• [EXERCISES]:
- a) Which geographic places does the passage about the family's move to Seacroft Estate name? List every one.
- b) Can you continue the passage about the family's move to Seacroft Estate from the point where it stops?

• [DOCUMENT]:
....

A return to the North of England was our next step. Sympathetic to our borderline refugee status, Leeds City Council allocated us a maisonette above the North Eastern Gas Board showroom in a concrete shopping centre that wouldn’t have looked out of place in the portfolio of a firm of Soviet Bloc brutalist architects but actually stood in the heart of a dodgy council scheme the size of Azerbaijan. There, on Seacroft Estate, people knew that British soldiers weren’t welcome in the North of Ireland so consequently the people of Seacroft Estate weren’t exactly opening bottles of Champagne and handing out cigars to celebrate the arrival of twelve-year-olds who spoke with North of Ireland accents. The local comprehensive school at which I was hurriedly enlisted bore an uncanny resemblance to the school in the classic Ken Loach film, Kes, and by the Thursday of my first week there, I was talking like Billy Casper, the film’s main character. Not an attractive way of speaking but the other available option of having broken teeth and fingers didn’t strike me as being very attractive either.

....

• [DATA EXTRACT]:
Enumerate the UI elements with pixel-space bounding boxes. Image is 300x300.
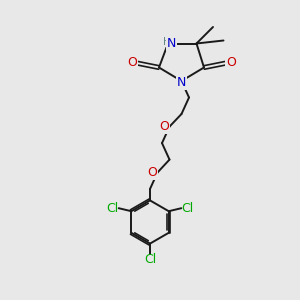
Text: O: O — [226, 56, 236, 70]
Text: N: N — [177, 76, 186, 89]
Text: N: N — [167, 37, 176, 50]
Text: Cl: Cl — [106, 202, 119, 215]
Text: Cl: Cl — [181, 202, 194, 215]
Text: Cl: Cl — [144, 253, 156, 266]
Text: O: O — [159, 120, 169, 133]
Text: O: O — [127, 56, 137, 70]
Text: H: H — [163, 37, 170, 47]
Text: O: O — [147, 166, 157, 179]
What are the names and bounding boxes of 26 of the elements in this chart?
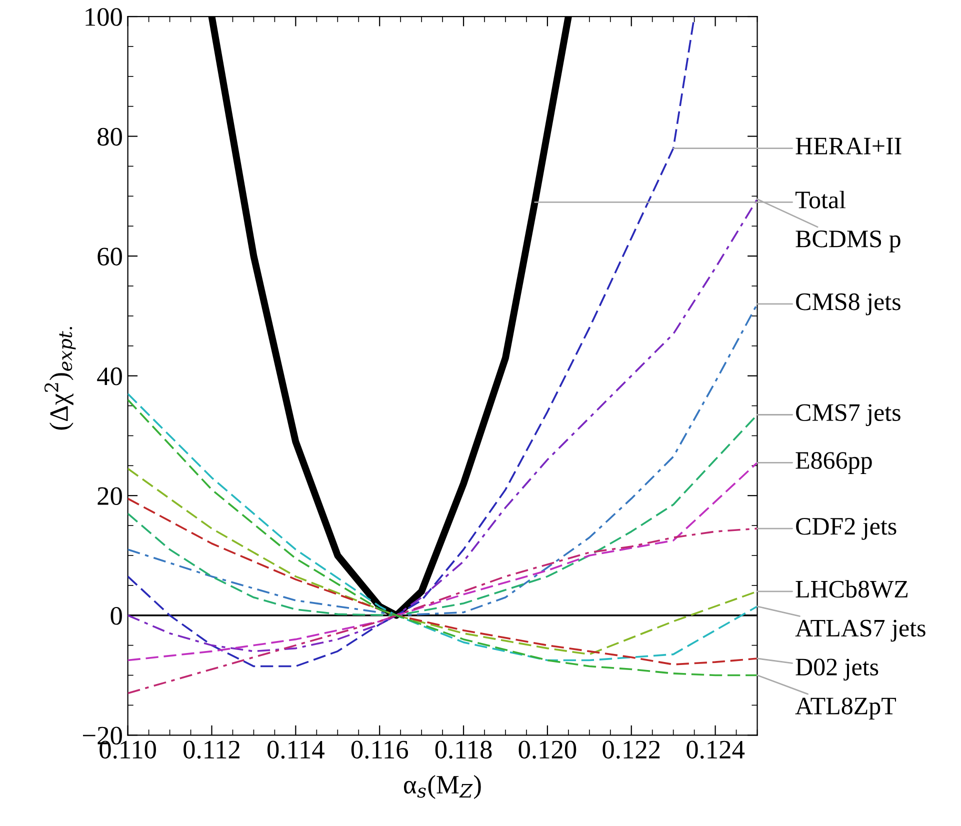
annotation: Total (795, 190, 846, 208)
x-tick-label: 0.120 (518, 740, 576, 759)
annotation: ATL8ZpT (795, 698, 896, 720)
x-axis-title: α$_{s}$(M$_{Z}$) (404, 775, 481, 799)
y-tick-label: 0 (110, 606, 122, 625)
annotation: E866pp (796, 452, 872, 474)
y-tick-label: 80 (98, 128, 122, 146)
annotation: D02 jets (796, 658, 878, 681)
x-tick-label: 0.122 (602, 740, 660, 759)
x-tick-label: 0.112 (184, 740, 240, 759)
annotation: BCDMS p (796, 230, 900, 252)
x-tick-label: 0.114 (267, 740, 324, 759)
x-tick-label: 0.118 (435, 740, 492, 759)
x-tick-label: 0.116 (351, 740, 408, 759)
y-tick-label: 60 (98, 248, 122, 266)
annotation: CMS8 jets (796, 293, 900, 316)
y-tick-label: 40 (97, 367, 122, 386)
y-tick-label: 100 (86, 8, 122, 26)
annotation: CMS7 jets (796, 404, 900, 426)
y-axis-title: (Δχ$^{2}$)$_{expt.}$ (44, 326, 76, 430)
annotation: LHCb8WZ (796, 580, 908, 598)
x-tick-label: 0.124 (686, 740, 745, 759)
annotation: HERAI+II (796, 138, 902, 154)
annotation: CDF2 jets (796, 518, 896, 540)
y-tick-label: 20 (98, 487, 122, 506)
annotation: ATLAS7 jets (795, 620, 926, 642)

....

• [RESULTS IN ORDER]:
- a)
- North of England
- Leeds
- Seacroft Estate
- Azerbaijan
- North of Ireland

- b)
A couple of decades later, at the conclusion of a Channel Four Television documentary series about British towns, viewers voted Middlesbrough the worst place to live in the whole country. Almost simultaneously, the Times newspaper published its first annual league table for secondary schools and my old seat of learning in Leeds finished absolutely rock bottom. So, during my formative years, my parents had moved me from the worst town in Britain to the worst school in Britain, via a war zone. I take pride in having survived this experience physically and mentally (though in both cases, only just); my ability to adopt a new way of speaking at a crucial time being a crucial component of this skill.

Nowadays I live in a place where the people are harder to understand than even Geordies are. Here in Bulgaria we haven’t just a different language but also a completely different alphabet. We write Newcastle Brown Ale as Нюкасълска Кафява бира, but we never drink it because it’s not as strong as the purely organic stuff we have here of our own.

Cyrillic script is a writing system invented by a student of local boys, Saints Cyril and Methodius, and first used in Bulgaria in the ninth century. Since then it has evolved and expanded across much of Eurasia to the extent that it is now used by more than 250 million people. Sometimes it is erroneously referred to as the Russian alphabet but really it is ours, definitely ours! Those boys in Moscow merely stole it, fiddled about with it a bit and later forced it upon the occupants of their vast totalitarian empire.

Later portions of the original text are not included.